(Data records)

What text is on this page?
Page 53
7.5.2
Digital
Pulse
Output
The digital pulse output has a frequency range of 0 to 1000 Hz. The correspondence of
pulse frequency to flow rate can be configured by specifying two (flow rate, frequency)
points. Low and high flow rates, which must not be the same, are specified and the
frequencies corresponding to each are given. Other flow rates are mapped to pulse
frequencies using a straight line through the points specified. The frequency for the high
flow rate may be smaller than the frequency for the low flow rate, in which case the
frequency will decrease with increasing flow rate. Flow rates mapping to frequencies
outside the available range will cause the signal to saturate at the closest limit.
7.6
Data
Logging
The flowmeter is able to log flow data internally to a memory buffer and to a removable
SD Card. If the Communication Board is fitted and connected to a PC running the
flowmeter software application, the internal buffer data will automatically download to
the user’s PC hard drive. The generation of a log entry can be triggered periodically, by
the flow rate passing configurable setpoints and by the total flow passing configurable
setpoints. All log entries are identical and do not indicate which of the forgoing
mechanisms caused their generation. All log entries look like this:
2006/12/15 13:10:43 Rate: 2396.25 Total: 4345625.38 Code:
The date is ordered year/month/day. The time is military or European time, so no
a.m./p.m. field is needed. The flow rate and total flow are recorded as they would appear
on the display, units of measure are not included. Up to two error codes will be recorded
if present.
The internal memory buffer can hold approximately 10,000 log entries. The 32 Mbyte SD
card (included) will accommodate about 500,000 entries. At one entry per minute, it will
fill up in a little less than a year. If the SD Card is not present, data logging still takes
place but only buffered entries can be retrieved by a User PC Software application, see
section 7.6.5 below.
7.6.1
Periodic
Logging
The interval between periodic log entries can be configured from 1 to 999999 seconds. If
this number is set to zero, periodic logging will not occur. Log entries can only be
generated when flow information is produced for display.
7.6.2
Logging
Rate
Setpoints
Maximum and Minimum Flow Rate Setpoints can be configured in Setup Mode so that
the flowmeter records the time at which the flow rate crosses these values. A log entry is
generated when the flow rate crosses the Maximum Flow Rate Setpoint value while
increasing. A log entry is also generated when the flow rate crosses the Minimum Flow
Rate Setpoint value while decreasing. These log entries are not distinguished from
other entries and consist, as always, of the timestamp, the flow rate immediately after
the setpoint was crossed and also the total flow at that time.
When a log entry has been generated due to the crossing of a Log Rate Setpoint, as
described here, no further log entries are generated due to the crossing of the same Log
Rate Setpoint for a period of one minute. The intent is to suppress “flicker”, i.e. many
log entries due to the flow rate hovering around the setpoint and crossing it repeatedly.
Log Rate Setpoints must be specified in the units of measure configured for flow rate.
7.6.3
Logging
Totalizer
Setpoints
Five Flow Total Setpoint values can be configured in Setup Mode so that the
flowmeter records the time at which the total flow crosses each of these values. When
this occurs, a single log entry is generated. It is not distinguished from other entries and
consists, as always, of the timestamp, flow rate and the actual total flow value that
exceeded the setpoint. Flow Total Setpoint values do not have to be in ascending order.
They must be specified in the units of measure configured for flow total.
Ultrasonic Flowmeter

→ Stated problem
Without changing a word, restate the whole listing.

→ Solution for this exercise
What text is on this page?
Page 53
7.5.2
Digital
Pulse
Output
The digital pulse output has a frequency range of 0 to 1000 Hz. The correspondence of
pulse frequency to flow rate can be configured by specifying two (flow rate, frequency)
points. Low and high flow rates, which must not be the same, are specified and the
frequencies corresponding to each are given. Other flow rates are mapped to pulse
frequencies using a straight line through the points specified. The frequency for the high
flow rate may be smaller than the frequency for the low flow rate, in which case the
frequency will decrease with increasing flow rate. Flow rates mapping to frequencies
outside the available range will cause the signal to saturate at the closest limit.
7.6
Data
Logging
The flowmeter is able to log flow data internally to a memory buffer and to a removable
SD Card. If the Communication Board is fitted and connected to a PC running the
flowmeter software application, the internal buffer data will automatically download to
the user’s PC hard drive. The generation of a log entry can be triggered periodically, by
the flow rate passing configurable setpoints and by the total flow passing configurable
setpoints. All log entries are identical and do not indicate which of the forgoing
mechanisms caused their generation. All log entries look like this:
2006/12/15 13:10:43 Rate: 2396.25 Total: 4345625.38 Code:
The date is ordered year/month/day. The time is military or European time, so no
a.m./p.m. field is needed. The flow rate and total flow are recorded as they would appear
on the display, units of measure are not included. Up to two error codes will be recorded
if present.
The internal memory buffer can hold approximately 10,000 log entries. The 32 Mbyte SD
card (included) will accommodate about 500,000 entries. At one entry per minute, it will
fill up in a little less than a year. If the SD Card is not present, data logging still takes
place but only buffered entries can be retrieved by a User PC Software application, see
section 7.6.5 below.
7.6.1
Periodic
Logging
The interval between periodic log entries can be configured from 1 to 999999 seconds. If
this number is set to zero, periodic logging will not occur. Log entries can only be
generated when flow information is produced for display.
7.6.2
Logging
Rate
Setpoints
Maximum and Minimum Flow Rate Setpoints can be configured in Setup Mode so that
the flowmeter records the time at which the flow rate crosses these values. A log entry is
generated when the flow rate crosses the Maximum Flow Rate Setpoint value while
increasing. A log entry is also generated when the flow rate crosses the Minimum Flow
Rate Setpoint value while decreasing. These log entries are not distinguished from
other entries and consist, as always, of the timestamp, the flow rate immediately after
the setpoint was crossed and also the total flow at that time.
When a log entry has been generated due to the crossing of a Log Rate Setpoint, as
described here, no further log entries are generated due to the crossing of the same Log
Rate Setpoint for a period of one minute. The intent is to suppress “flicker”, i.e. many
log entries due to the flow rate hovering around the setpoint and crossing it repeatedly.
Log Rate Setpoints must be specified in the units of measure configured for flow rate.
7.6.3
Logging
Totalizer
Setpoints
Five Flow Total Setpoint values can be configured in Setup Mode so that the
flowmeter records the time at which the total flow crosses each of these values. When
this occurs, a single log entry is generated. It is not distinguished from other entries and
consists, as always, of the timestamp, flow rate and the actual total flow value that
exceeded the setpoint. Flow Total Setpoint values do not have to be in ascending order.
They must be specified in the units of measure configured for flow total.
Ultrasonic Flowmeter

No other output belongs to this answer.